_What is being asked_:
Transcribe the listing exactly, leaving out every picture.

_Records for this exercise_:
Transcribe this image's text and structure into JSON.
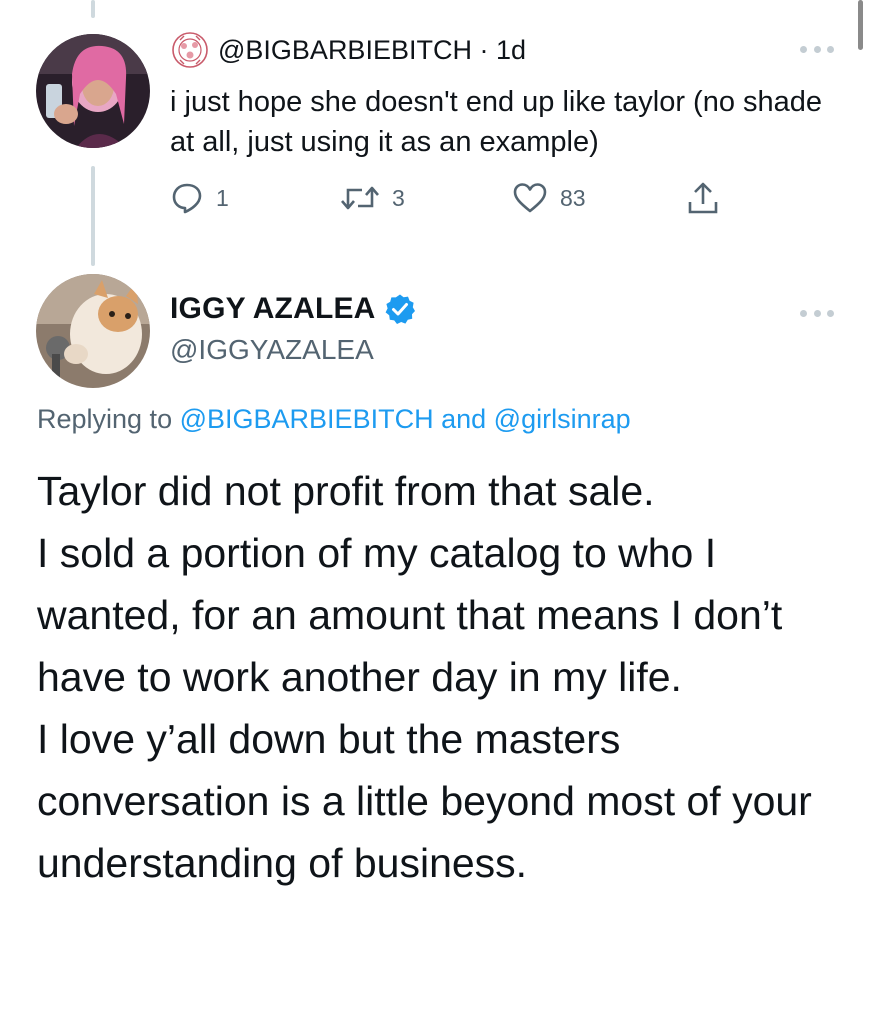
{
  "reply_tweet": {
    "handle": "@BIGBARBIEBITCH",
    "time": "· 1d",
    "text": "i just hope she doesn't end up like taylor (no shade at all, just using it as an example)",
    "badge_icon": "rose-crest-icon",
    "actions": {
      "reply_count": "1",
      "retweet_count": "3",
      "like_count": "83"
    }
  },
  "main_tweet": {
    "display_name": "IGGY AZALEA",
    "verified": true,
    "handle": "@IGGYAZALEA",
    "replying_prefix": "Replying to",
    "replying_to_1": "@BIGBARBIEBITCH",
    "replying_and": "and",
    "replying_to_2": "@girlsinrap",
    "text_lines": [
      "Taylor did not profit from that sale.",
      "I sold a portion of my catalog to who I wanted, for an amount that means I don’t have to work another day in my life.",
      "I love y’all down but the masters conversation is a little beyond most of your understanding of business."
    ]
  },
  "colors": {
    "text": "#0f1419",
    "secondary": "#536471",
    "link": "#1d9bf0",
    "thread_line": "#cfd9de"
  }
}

_Output of the task_:
Transcribe this image's text and structure into JSON.
{
  "reply_tweet": {
    "handle": "@BIGBARBIEBITCH",
    "time": "· 1d",
    "text": "i just hope she doesn't end up like taylor (no shade at all, just using it as an example)",
    "badge_icon": "rose-crest-icon",
    "actions": {
      "reply_count": "1",
      "retweet_count": "3",
      "like_count": "83"
    }
  },
  "main_tweet": {
    "display_name": "IGGY AZALEA",
    "verified": true,
    "handle": "@IGGYAZALEA",
    "replying_prefix": "Replying to",
    "replying_to_1": "@BIGBARBIEBITCH",
    "replying_and": "and",
    "replying_to_2": "@girlsinrap",
    "text_lines": [
      "Taylor did not profit from that sale.",
      "I sold a portion of my catalog to who I wanted, for an amount that means I don’t have to work another day in my life.",
      "I love y’all down but the masters conversation is a little beyond most of your understanding of business."
    ]
  },
  "colors": {
    "text": "#0f1419",
    "secondary": "#536471",
    "link": "#1d9bf0",
    "thread_line": "#cfd9de"
  }
}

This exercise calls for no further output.